*Prompt*: From the records below, pull each line that has "controller".

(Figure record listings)
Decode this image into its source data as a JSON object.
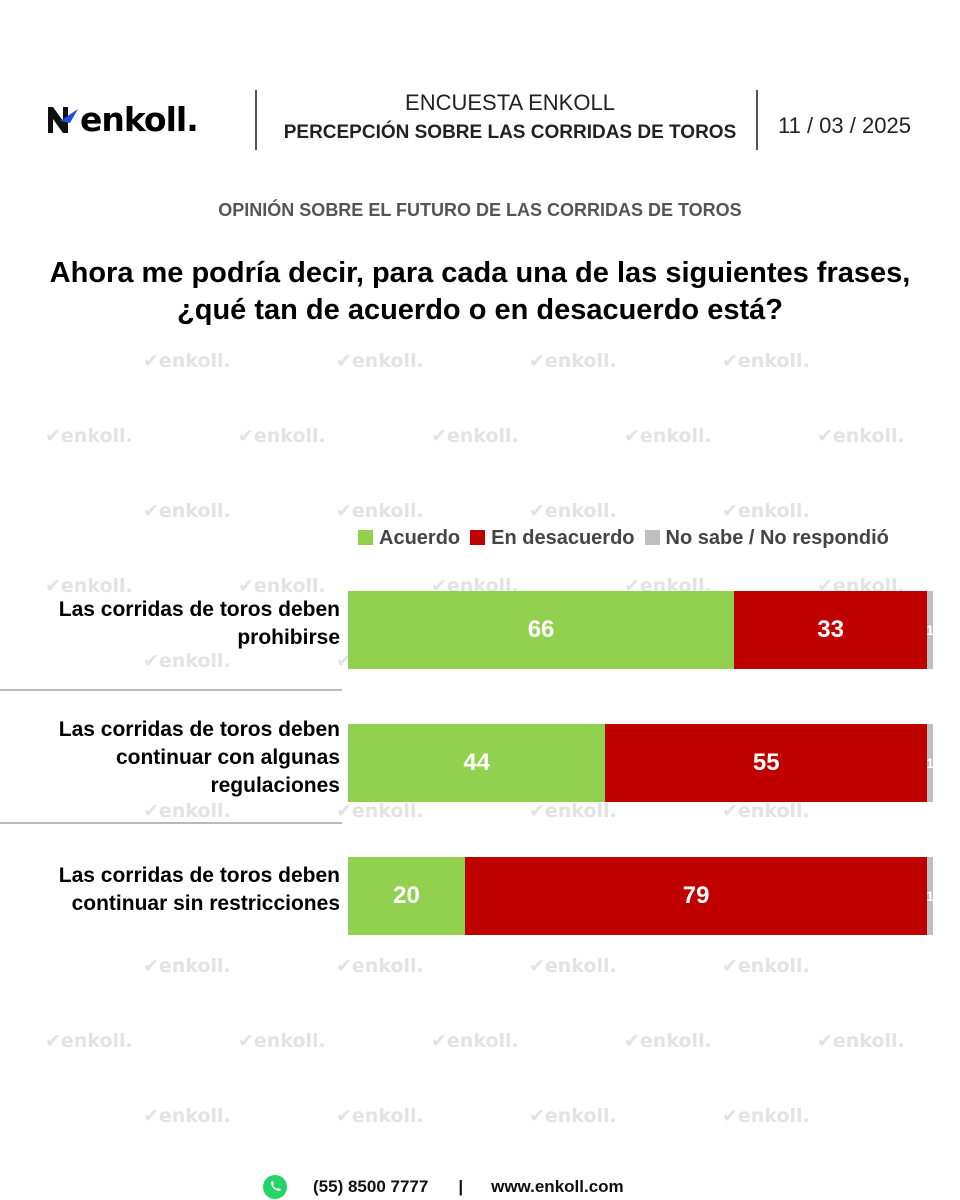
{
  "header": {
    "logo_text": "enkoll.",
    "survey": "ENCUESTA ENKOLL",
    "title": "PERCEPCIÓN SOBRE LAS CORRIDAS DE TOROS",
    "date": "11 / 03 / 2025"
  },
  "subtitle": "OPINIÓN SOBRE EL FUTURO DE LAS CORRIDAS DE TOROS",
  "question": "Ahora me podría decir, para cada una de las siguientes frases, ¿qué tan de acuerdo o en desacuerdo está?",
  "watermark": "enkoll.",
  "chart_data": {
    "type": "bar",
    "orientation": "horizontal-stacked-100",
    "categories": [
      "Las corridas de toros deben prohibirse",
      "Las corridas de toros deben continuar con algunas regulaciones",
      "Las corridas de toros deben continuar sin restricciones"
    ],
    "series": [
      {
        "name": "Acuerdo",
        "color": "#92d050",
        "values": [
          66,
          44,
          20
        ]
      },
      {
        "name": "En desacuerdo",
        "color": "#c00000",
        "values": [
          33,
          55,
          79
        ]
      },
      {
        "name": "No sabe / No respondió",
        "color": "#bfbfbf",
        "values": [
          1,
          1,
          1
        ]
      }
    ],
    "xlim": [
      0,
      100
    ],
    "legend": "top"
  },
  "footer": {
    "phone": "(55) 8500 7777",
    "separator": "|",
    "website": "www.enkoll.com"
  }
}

==

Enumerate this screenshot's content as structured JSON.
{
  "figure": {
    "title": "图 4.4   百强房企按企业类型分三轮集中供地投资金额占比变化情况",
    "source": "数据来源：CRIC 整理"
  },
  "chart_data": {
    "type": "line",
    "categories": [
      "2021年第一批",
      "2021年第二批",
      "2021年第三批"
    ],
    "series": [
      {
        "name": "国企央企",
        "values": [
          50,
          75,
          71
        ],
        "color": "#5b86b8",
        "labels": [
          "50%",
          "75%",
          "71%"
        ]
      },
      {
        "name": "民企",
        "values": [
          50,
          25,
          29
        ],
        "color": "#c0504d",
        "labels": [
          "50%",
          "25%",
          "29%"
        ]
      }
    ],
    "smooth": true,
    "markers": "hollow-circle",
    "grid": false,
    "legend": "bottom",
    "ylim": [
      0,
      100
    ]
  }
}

==

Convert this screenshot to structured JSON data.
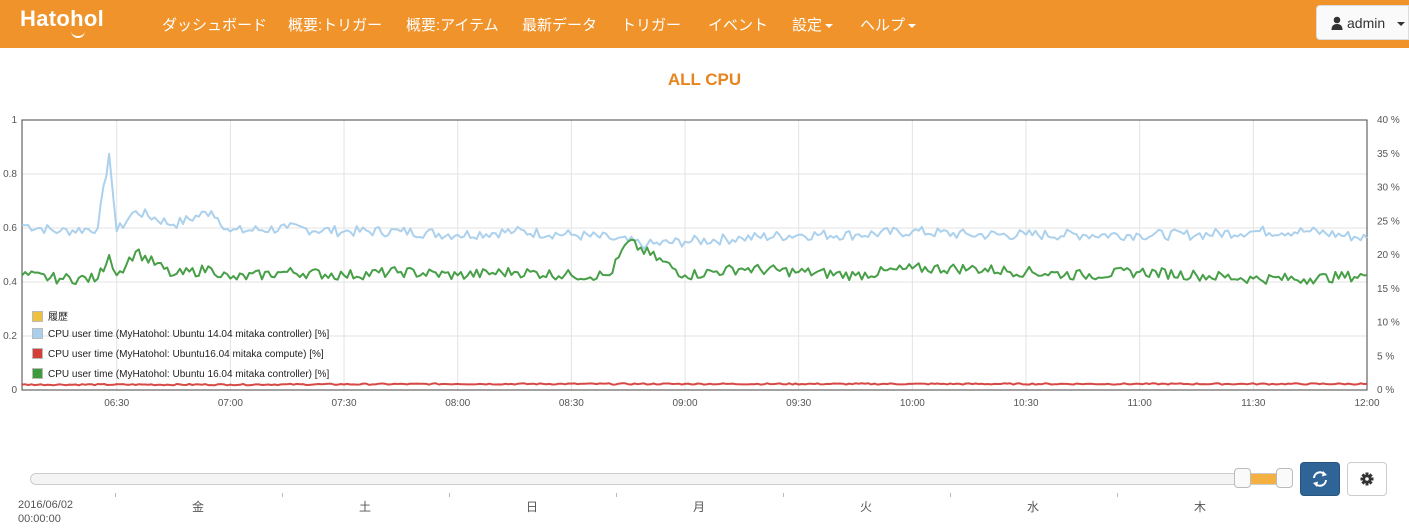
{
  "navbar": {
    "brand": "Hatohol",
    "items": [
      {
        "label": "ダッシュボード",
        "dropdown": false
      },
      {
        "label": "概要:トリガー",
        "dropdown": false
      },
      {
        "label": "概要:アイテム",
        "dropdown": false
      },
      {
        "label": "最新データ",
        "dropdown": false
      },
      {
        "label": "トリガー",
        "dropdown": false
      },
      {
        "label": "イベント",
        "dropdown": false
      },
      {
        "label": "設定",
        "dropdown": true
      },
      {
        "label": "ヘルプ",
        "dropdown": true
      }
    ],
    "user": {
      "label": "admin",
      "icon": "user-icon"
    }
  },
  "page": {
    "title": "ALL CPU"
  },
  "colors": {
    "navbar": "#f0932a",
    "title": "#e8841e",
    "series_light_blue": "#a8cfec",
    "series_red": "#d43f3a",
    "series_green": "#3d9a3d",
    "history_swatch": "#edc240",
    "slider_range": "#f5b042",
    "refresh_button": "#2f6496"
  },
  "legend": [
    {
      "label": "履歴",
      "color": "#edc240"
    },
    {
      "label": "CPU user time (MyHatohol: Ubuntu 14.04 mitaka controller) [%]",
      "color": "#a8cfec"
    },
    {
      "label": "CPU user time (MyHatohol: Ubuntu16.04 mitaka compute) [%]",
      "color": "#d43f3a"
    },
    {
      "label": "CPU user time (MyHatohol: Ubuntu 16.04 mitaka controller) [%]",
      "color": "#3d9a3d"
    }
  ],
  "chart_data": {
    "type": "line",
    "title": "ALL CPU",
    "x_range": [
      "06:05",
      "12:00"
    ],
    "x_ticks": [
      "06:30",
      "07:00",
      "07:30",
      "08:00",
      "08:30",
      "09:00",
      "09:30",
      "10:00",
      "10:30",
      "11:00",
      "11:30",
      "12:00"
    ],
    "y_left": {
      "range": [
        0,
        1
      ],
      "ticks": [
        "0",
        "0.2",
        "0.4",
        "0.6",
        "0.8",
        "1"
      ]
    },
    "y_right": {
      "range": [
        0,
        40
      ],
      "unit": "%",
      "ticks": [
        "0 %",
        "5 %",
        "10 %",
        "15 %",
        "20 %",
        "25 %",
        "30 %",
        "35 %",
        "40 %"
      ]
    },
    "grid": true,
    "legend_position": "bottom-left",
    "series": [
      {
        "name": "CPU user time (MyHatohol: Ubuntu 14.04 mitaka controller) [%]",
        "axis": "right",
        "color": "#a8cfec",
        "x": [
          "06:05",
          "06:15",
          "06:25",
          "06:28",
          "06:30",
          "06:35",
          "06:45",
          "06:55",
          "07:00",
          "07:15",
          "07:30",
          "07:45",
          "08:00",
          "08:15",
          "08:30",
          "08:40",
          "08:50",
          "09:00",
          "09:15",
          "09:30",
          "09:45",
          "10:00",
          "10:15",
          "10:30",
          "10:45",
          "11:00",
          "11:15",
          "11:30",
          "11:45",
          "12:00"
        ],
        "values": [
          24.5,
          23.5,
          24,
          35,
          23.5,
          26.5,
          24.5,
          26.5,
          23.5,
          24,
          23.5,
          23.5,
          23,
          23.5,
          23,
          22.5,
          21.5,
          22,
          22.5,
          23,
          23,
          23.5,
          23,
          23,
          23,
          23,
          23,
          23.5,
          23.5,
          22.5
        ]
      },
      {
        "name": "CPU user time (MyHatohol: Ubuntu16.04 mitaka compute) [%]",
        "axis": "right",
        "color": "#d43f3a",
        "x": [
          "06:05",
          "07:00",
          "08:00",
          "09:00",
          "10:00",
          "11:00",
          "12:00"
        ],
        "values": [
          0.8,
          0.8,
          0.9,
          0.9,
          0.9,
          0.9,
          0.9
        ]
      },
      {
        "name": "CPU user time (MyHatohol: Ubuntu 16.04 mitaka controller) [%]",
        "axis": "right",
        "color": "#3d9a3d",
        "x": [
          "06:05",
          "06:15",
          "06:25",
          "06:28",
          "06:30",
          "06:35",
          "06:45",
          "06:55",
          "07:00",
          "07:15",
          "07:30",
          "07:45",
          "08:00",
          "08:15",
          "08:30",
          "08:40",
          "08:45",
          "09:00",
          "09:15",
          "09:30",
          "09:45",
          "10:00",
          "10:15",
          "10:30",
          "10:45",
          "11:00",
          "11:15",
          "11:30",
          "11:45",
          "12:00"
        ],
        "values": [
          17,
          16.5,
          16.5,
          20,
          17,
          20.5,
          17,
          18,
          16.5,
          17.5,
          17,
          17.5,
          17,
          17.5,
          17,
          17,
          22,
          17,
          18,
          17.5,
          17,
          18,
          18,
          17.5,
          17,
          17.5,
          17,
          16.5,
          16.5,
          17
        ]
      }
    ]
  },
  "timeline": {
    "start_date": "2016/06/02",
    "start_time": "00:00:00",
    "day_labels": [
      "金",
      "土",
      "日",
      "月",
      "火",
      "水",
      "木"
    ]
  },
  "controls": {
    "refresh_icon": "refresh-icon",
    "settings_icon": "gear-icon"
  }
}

*Answer to the task*:
      "label": "CPU user time (MyHatohol: Ubuntu 14.04 mitaka controller) [%]",
      "label": "CPU user time (MyHatohol: Ubuntu 16.04 mitaka controller) [%]",
        "name": "CPU user time (MyHatohol: Ubuntu 14.04 mitaka controller) [%]",
        "name": "CPU user time (MyHatohol: Ubuntu 16.04 mitaka controller) [%]",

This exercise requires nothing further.